Description of the task:
Give the number of lines in the data that contain "相互促进的", and nothing more.

Excerpted records:
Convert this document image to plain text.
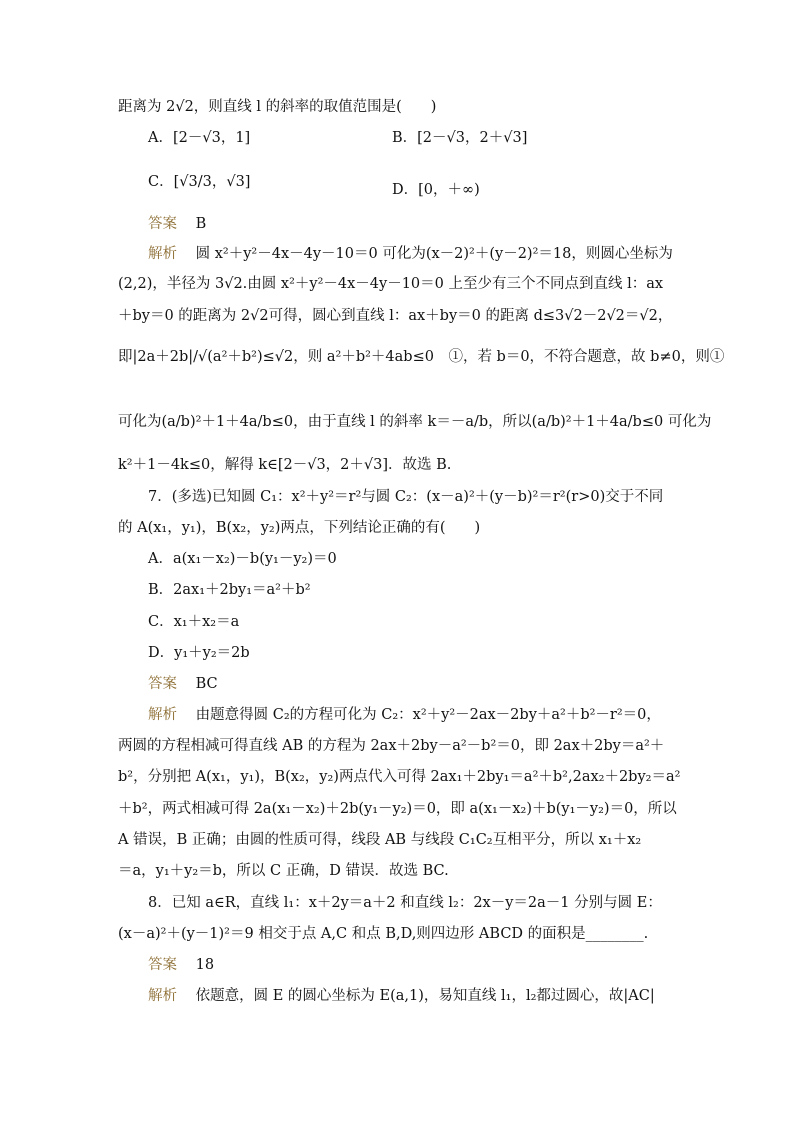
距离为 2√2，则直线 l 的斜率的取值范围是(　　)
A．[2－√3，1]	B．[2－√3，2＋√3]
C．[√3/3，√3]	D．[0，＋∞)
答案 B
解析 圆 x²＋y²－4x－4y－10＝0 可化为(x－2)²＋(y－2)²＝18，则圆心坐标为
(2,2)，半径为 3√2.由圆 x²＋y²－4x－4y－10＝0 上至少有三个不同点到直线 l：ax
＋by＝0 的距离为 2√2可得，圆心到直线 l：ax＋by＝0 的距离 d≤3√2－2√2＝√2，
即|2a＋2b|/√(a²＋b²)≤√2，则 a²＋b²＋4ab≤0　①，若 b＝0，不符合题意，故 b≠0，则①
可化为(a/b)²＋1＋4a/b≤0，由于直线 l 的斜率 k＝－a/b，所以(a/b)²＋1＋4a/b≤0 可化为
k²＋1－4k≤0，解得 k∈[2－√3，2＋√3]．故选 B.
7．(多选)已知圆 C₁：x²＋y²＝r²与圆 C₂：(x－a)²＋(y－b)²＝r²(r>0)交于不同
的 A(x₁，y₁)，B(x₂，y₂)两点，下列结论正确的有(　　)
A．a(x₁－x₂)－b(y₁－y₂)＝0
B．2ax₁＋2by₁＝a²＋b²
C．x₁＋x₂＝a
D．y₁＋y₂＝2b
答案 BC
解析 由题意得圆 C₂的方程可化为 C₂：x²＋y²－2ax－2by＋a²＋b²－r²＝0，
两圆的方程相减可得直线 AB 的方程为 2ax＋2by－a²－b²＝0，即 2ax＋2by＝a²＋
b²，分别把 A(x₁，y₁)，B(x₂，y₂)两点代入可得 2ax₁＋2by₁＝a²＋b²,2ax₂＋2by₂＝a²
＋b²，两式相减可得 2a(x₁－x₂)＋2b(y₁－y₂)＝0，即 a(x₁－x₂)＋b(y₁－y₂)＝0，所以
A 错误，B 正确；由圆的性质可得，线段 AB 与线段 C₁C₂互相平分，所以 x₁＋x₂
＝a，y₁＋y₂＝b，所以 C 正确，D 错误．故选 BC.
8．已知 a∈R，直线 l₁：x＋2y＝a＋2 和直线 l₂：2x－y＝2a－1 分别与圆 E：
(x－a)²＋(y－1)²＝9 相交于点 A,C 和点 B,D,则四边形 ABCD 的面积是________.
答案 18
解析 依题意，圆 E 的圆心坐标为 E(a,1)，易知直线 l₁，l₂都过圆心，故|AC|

* * *

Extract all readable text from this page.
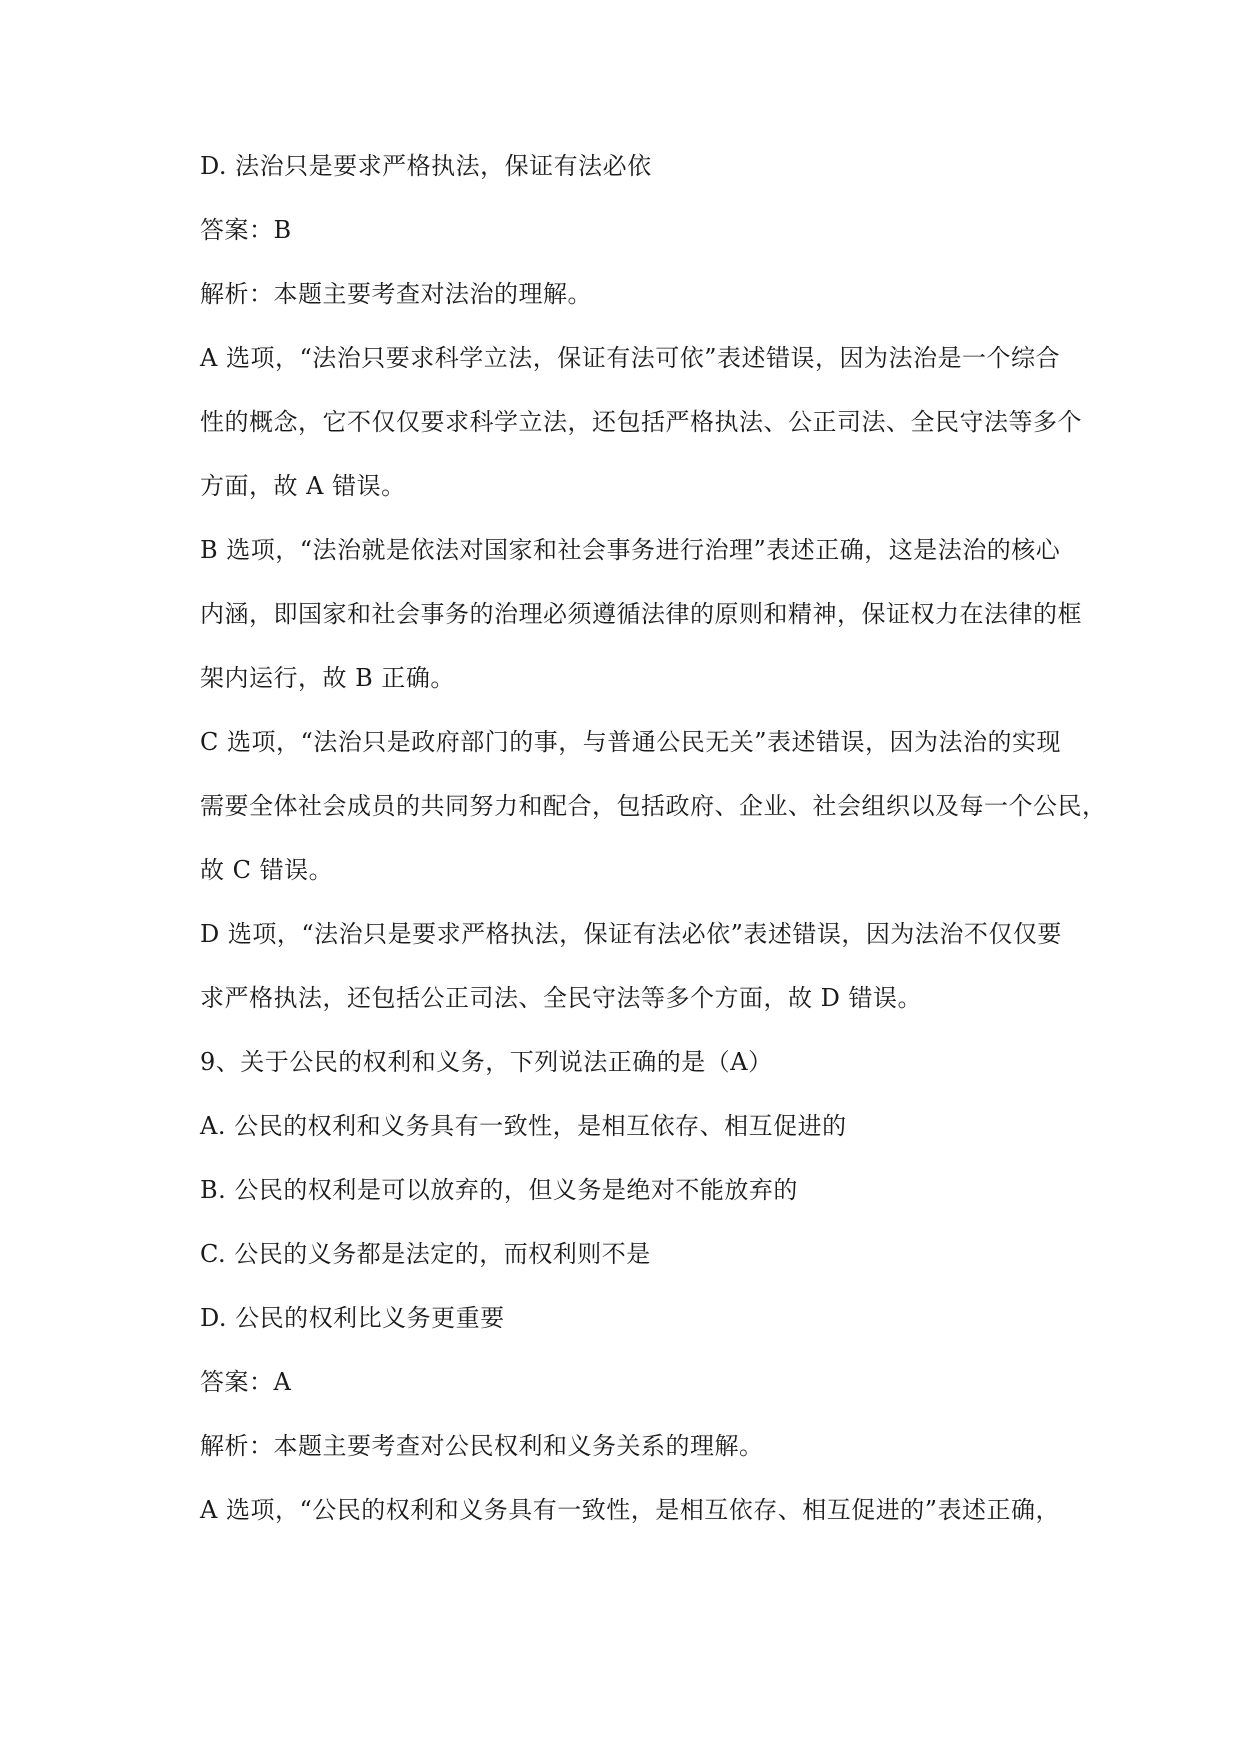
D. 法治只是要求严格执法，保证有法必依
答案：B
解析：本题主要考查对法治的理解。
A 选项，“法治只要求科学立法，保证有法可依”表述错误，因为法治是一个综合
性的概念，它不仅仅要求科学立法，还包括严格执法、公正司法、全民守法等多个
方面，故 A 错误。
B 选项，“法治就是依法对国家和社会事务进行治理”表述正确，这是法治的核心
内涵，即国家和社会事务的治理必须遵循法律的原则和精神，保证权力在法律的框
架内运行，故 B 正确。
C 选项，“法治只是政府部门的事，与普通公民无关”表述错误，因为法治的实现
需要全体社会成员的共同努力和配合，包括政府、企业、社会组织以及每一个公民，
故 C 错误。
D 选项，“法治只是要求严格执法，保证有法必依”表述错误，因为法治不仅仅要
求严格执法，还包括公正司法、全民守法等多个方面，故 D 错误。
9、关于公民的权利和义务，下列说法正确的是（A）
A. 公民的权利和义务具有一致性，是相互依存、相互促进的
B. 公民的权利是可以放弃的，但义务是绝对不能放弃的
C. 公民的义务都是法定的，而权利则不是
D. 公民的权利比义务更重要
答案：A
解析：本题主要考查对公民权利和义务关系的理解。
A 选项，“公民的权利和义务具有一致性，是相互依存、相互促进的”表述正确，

Task solution:
2